- [Records]:
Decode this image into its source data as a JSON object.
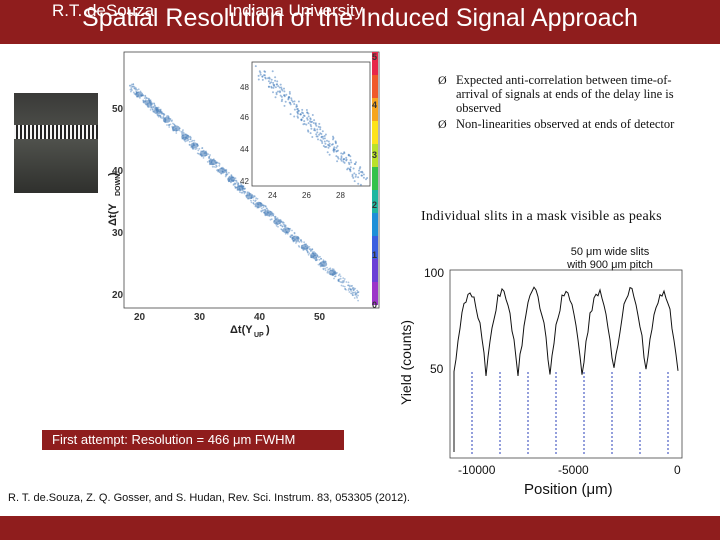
{
  "slide": {
    "title": "Spatial Resolution of the Induced Signal Approach",
    "bullets": [
      "Expected anti-correlation between time-of-arrival of signals at ends of the delay line is observed",
      "Non-linearities observed at ends of detector"
    ],
    "slits_note": "Individual slits in a mask visible as peaks",
    "caption": "First attempt: Resolution = 466 μm FWHM",
    "reference": "R. T. de.Souza, Z. Q. Gosser, and S. Hudan, Rev. Sci. Instrum. 83, 053305 (2012).",
    "footer_left": "R.T. deSouza",
    "footer_right": "Indiana University",
    "bullet_glyph": "Ø"
  },
  "scatter_plot": {
    "y_ticks": [
      "20",
      "30",
      "40",
      "50"
    ],
    "x_ticks": [
      "20",
      "30",
      "40",
      "50"
    ],
    "color_scale_ticks": [
      "0",
      "1",
      "2",
      "3",
      "4",
      "5"
    ],
    "inset_y_ticks": [
      "42",
      "44",
      "46",
      "48"
    ],
    "inset_x_ticks": [
      "24",
      "26",
      "28"
    ]
  },
  "yield_plot": {
    "ylabel": "Yield (counts)",
    "xlabel": "Position (μm)",
    "annotation_line1": "50 μm wide slits",
    "annotation_line2": "with 900 μm pitch",
    "y_ticks": [
      "50",
      "100"
    ],
    "x_ticks": [
      "-10000",
      "-5000",
      "0"
    ]
  },
  "colors": {
    "brand": "#8f1d1d",
    "scatter_blue": "#5b8ec4"
  }
}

- [Exercise instructions]: Retype the whole listing exactly and leave the pictures out.

- [Complete output]:
Decode this image into its source data as a JSON object.
{
  "slide": {
    "title": "Spatial Resolution of the Induced Signal Approach",
    "bullets": [
      "Expected anti-correlation between time-of-arrival of signals at ends of the delay line is observed",
      "Non-linearities observed at ends of detector"
    ],
    "slits_note": "Individual slits in a mask visible as peaks",
    "caption": "First attempt: Resolution = 466 μm FWHM",
    "reference": "R. T. de.Souza, Z. Q. Gosser, and S. Hudan, Rev. Sci. Instrum. 83, 053305 (2012).",
    "footer_left": "R.T. deSouza",
    "footer_right": "Indiana University",
    "bullet_glyph": "Ø"
  },
  "scatter_plot": {
    "y_ticks": [
      "20",
      "30",
      "40",
      "50"
    ],
    "x_ticks": [
      "20",
      "30",
      "40",
      "50"
    ],
    "color_scale_ticks": [
      "0",
      "1",
      "2",
      "3",
      "4",
      "5"
    ],
    "inset_y_ticks": [
      "42",
      "44",
      "46",
      "48"
    ],
    "inset_x_ticks": [
      "24",
      "26",
      "28"
    ]
  },
  "yield_plot": {
    "ylabel": "Yield (counts)",
    "xlabel": "Position (μm)",
    "annotation_line1": "50 μm wide slits",
    "annotation_line2": "with 900 μm pitch",
    "y_ticks": [
      "50",
      "100"
    ],
    "x_ticks": [
      "-10000",
      "-5000",
      "0"
    ]
  },
  "colors": {
    "brand": "#8f1d1d",
    "scatter_blue": "#5b8ec4"
  }
}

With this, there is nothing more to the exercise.